--- START OF MATERIAL FOR THIS EXERCISE ---

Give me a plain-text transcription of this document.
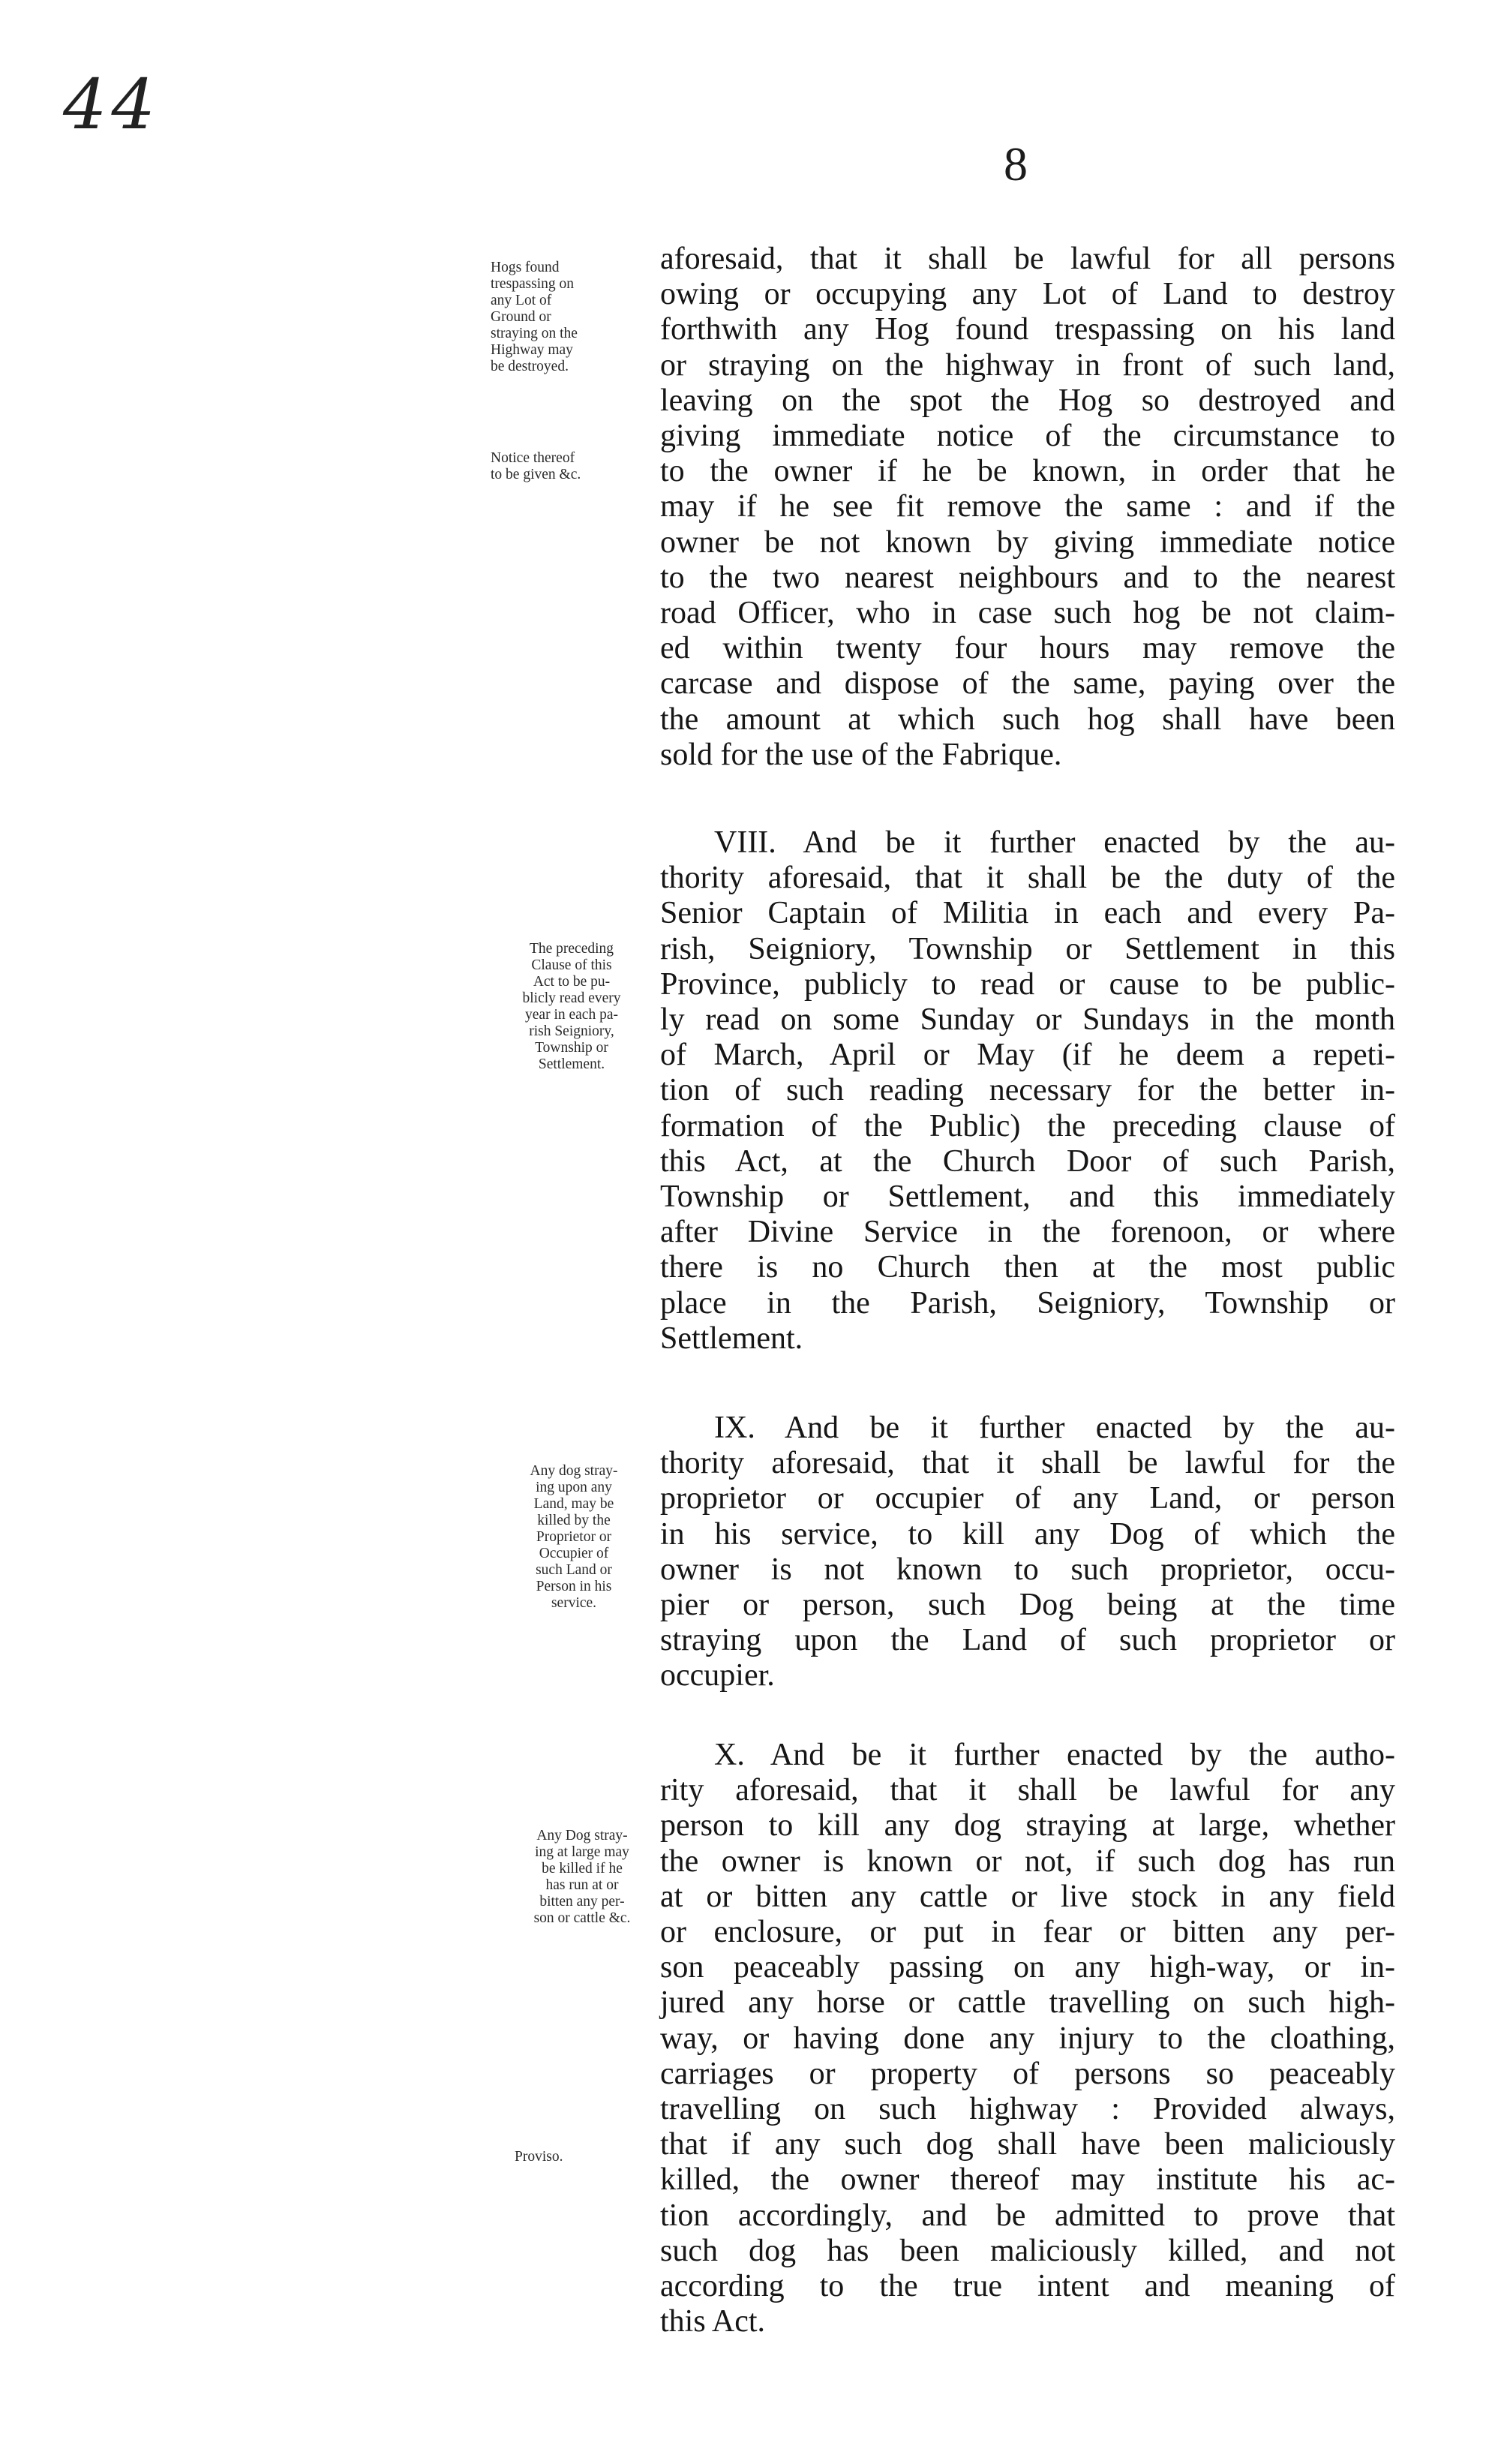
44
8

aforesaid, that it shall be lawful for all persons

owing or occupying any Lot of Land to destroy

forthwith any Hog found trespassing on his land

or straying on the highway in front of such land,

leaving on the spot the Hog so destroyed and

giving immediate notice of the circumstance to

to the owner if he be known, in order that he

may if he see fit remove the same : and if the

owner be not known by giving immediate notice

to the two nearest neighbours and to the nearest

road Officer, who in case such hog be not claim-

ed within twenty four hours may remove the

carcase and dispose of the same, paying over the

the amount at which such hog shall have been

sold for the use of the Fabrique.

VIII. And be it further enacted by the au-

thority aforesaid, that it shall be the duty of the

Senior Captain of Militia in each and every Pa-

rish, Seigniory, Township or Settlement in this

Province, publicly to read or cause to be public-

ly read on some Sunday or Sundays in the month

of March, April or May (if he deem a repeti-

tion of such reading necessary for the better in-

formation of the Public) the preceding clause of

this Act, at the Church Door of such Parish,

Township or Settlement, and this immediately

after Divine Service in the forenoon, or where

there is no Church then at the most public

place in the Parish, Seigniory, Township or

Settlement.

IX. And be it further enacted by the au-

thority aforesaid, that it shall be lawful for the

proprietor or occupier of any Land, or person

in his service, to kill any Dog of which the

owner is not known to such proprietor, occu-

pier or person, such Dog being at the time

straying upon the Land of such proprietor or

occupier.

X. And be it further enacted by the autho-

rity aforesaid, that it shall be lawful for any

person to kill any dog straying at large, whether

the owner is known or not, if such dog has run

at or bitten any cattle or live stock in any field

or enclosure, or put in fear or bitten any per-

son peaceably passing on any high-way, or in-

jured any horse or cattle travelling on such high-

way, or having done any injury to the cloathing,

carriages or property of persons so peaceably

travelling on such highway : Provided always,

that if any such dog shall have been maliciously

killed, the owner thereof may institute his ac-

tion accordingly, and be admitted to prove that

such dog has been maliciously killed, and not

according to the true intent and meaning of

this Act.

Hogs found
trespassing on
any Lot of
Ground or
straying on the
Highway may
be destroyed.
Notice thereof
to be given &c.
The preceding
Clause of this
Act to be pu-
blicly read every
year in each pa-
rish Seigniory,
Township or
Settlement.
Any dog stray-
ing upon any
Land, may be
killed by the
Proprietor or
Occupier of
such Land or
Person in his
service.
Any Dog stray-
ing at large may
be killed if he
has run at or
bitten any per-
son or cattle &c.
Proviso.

--- END OF MATERIAL FOR THIS EXERCISE ---
--- START OF MATERIAL FOR THIS EXERCISE ---

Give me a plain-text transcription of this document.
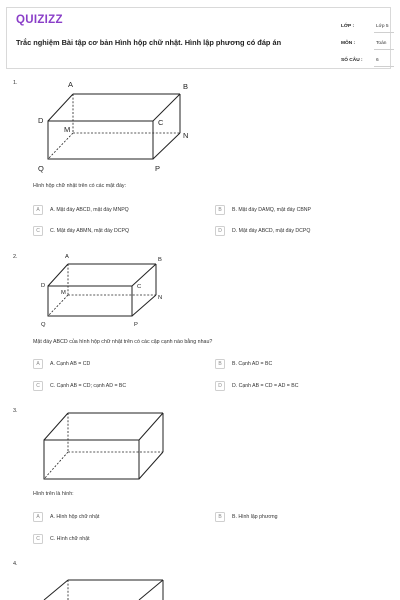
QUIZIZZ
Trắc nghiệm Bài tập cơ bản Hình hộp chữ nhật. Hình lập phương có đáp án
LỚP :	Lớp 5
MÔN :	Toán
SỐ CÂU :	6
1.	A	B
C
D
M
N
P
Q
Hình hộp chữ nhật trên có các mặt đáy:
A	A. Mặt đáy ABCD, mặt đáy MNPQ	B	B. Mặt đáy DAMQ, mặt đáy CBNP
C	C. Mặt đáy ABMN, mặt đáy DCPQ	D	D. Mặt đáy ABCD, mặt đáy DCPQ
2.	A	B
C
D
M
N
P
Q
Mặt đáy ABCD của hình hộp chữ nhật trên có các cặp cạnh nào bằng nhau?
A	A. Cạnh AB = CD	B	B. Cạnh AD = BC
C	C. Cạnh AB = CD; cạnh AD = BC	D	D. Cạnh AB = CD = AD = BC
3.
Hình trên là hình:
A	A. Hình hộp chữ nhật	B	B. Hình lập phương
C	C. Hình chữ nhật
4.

--- END OF MATERIAL FOR THIS EXERCISE ---
--- START OF MATERIAL FOR THIS EXERCISE ---

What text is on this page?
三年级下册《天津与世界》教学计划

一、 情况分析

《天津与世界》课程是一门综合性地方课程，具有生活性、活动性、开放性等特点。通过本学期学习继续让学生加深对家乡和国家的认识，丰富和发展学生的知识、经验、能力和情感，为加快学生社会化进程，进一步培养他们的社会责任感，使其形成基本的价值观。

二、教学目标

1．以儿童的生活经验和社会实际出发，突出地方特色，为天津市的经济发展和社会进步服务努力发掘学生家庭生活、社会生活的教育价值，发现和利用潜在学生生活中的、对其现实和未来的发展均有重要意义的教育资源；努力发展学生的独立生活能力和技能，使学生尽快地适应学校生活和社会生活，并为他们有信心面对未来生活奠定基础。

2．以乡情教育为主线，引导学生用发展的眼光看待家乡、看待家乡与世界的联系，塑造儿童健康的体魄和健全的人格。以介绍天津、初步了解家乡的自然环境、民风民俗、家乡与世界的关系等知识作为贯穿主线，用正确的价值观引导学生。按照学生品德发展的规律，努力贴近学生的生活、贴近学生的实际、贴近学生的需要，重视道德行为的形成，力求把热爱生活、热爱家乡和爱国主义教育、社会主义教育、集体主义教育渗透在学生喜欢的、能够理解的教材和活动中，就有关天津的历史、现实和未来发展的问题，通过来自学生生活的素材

--- END OF MATERIAL FOR THIS EXERCISE ---

* **WHAT YOU ARE ASKED TO DO**: Collect the lines of the records that include the string "Seigniory".

* **THE COMPLETED TASK**:
rish, Seigniory, Township or Settlement in this
place in the Parish, Seigniory, Township or
rish Seigniory,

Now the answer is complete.